● RECORDS SUPPLIED

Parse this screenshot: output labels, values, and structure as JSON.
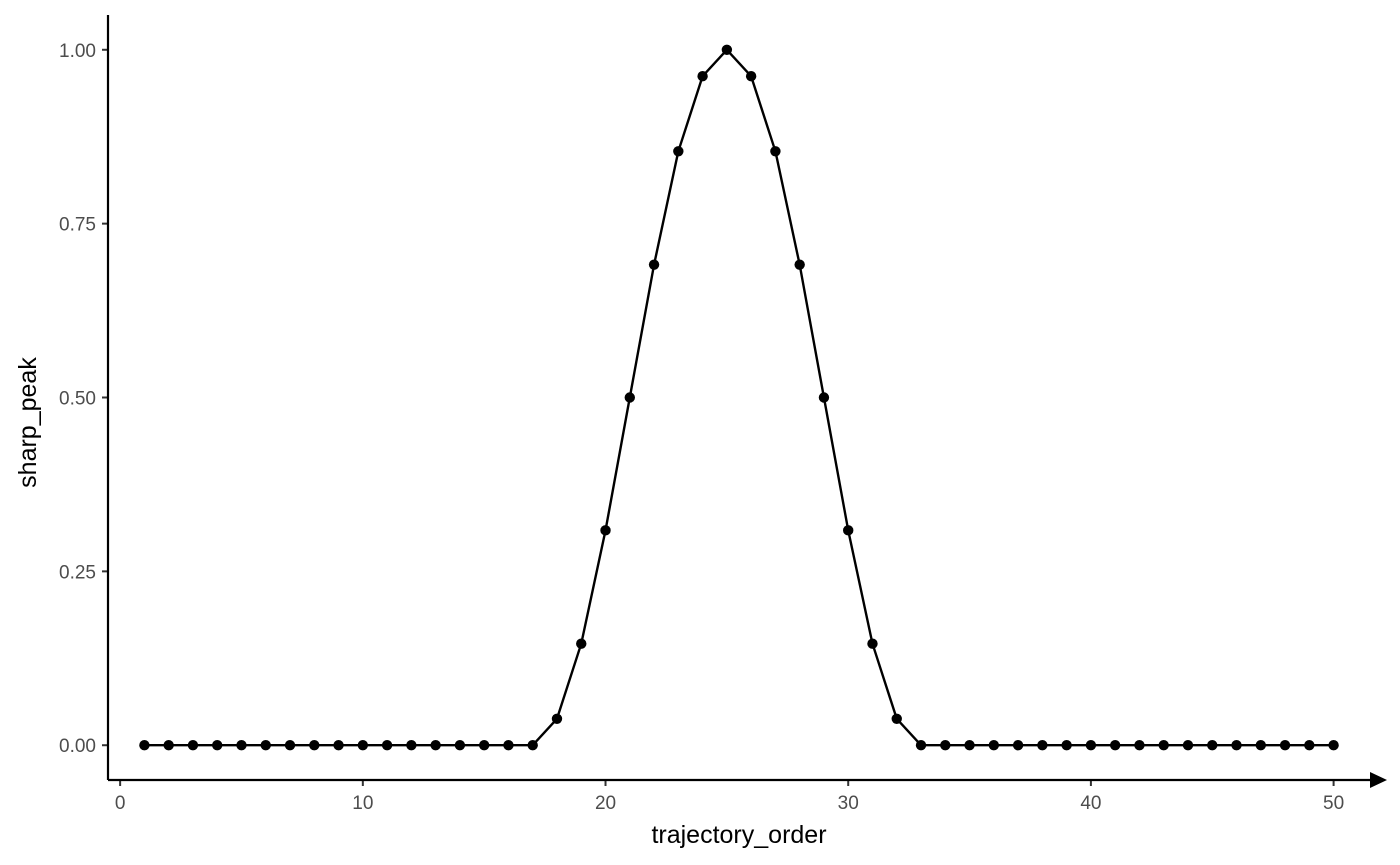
{
  "chart_data": {
    "type": "line",
    "title": "",
    "xlabel": "trajectory_order",
    "ylabel": "sharp_peak",
    "xlim": [
      -0.5,
      51.5
    ],
    "ylim": [
      -0.05,
      1.05
    ],
    "x_ticks": [
      0,
      10,
      20,
      30,
      40,
      50
    ],
    "x_tick_labels": [
      "0",
      "10",
      "20",
      "30",
      "40",
      "50"
    ],
    "y_ticks": [
      0,
      0.25,
      0.5,
      0.75,
      1
    ],
    "y_tick_labels": [
      "0.00",
      "0.25",
      "0.50",
      "0.75",
      "1.00"
    ],
    "grid": false,
    "legend": "none",
    "markers": true,
    "x_axis_arrow": true,
    "line_color": "#000000",
    "series": [
      {
        "x": [
          1,
          2,
          3,
          4,
          5,
          6,
          7,
          8,
          9,
          10,
          11,
          12,
          13,
          14,
          15,
          16,
          17,
          18,
          19,
          20,
          21,
          22,
          23,
          24,
          25,
          26,
          27,
          28,
          29,
          30,
          31,
          32,
          33,
          34,
          35,
          36,
          37,
          38,
          39,
          40,
          41,
          42,
          43,
          44,
          45,
          46,
          47,
          48,
          49,
          50
        ],
        "y": [
          0,
          0,
          0,
          0,
          0,
          0,
          0,
          0,
          0,
          0,
          0,
          0,
          0,
          0,
          0,
          0,
          0,
          0.038,
          0.146,
          0.309,
          0.5,
          0.691,
          0.854,
          0.962,
          1,
          0.962,
          0.854,
          0.691,
          0.5,
          0.309,
          0.146,
          0.038,
          0,
          0,
          0,
          0,
          0,
          0,
          0,
          0,
          0,
          0,
          0,
          0,
          0,
          0,
          0,
          0,
          0,
          0
        ]
      }
    ]
  }
}
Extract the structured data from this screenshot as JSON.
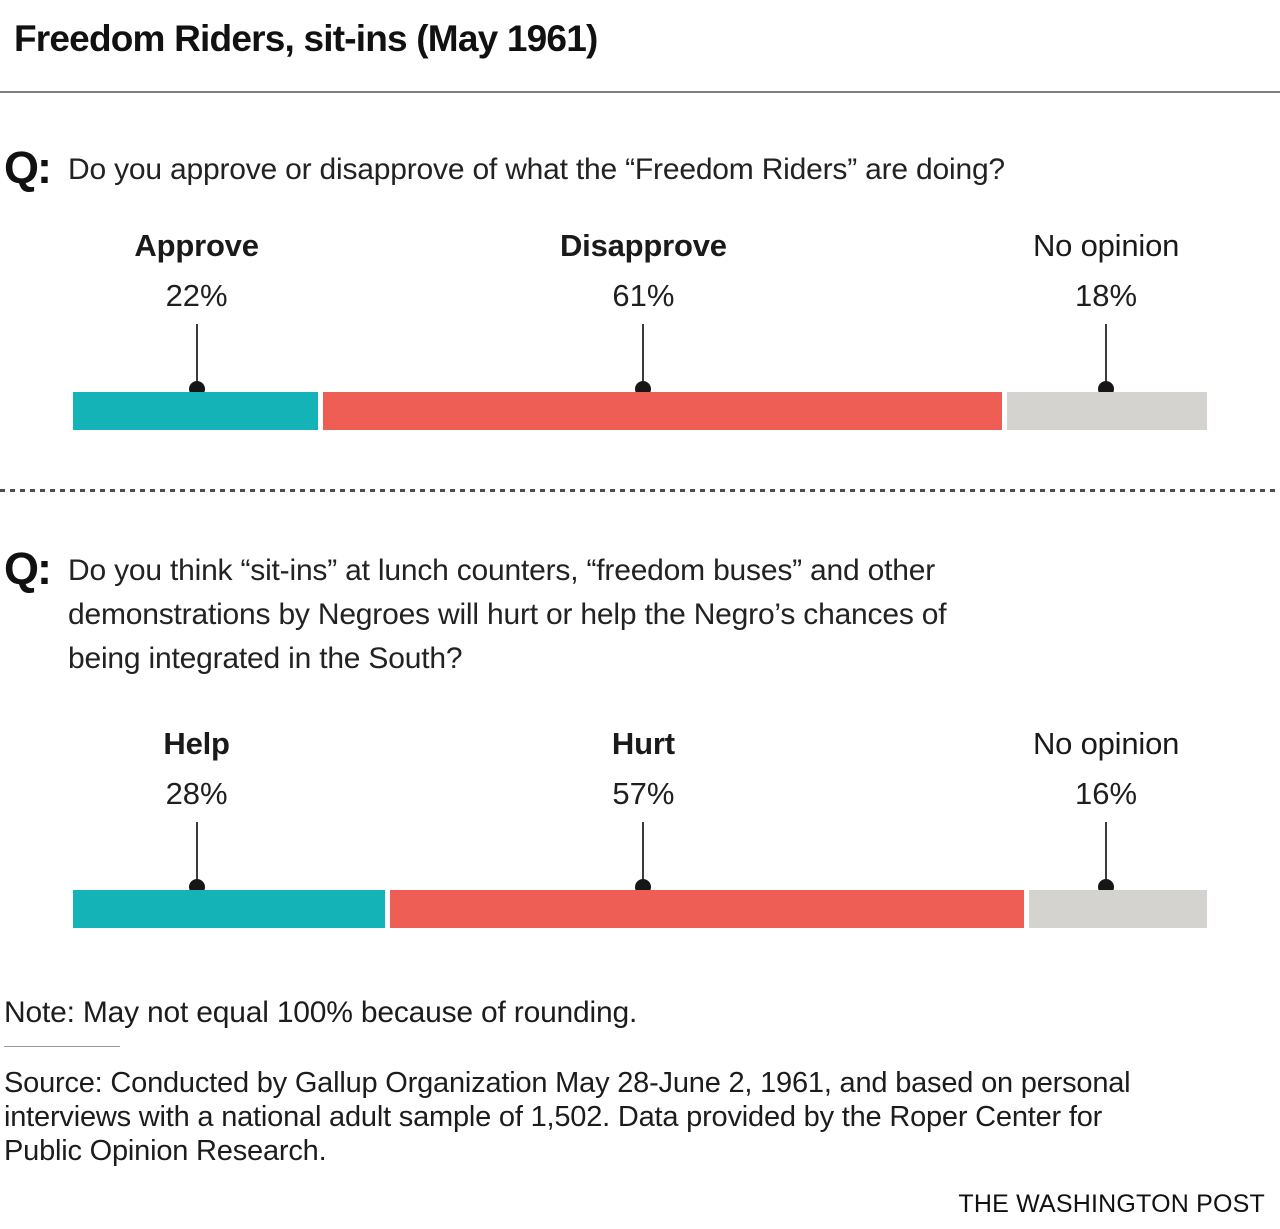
{
  "header": {
    "title": "Freedom Riders, sit-ins (May 1961)"
  },
  "questions": [
    {
      "prefix": "Q:",
      "lines": [
        "Do you approve or disapprove of what the “Freedom Riders” are doing?"
      ]
    },
    {
      "prefix": "Q:",
      "lines": [
        "Do you think “sit-ins” at lunch counters, “freedom buses” and other",
        "demonstrations by Negroes will hurt or help the Negro’s chances of",
        "being integrated in the South?"
      ]
    }
  ],
  "chart_data": [
    {
      "type": "bar",
      "orientation": "horizontal-stacked",
      "question": "Do you approve or disapprove of what the “Freedom Riders” are doing?",
      "categories": [
        "Approve",
        "Disapprove",
        "No opinion"
      ],
      "values": [
        22,
        61,
        18
      ],
      "value_labels": [
        "22%",
        "61%",
        "18%"
      ],
      "emphasis": [
        true,
        true,
        false
      ],
      "colors": [
        "#14b3b7",
        "#ef5e55",
        "#d5d3d0"
      ],
      "legend_position": "labels-above-with-callouts",
      "axis": "none"
    },
    {
      "type": "bar",
      "orientation": "horizontal-stacked",
      "question": "Do you think “sit-ins” at lunch counters, “freedom buses” and other demonstrations by Negroes will hurt or help the Negro’s chances of being integrated in the South?",
      "categories": [
        "Help",
        "Hurt",
        "No opinion"
      ],
      "values": [
        28,
        57,
        16
      ],
      "value_labels": [
        "28%",
        "57%",
        "16%"
      ],
      "emphasis": [
        true,
        true,
        false
      ],
      "colors": [
        "#14b3b7",
        "#ef5e55",
        "#d5d3d0"
      ],
      "legend_position": "labels-above-with-callouts",
      "axis": "none"
    }
  ],
  "note": "Note: May not equal 100% because of rounding.",
  "source_lines": [
    "Source: Conducted by Gallup Organization May 28-June 2, 1961, and based on personal",
    "interviews with a national adult sample of 1,502. Data provided by the Roper Center for",
    "Public Opinion Research."
  ],
  "credit": "THE WASHINGTON POST"
}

● JOB
Every line above that contains the word "will" should be reported.

● TASK RESULT
        "demonstrations by Negroes will hurt or help the Negro’s chances of",
      "question": "Do you think “sit-ins” at lunch counters, “freedom buses” and other demonstrations by Negroes will hurt or help the Negro’s chances of being integrated in the South?",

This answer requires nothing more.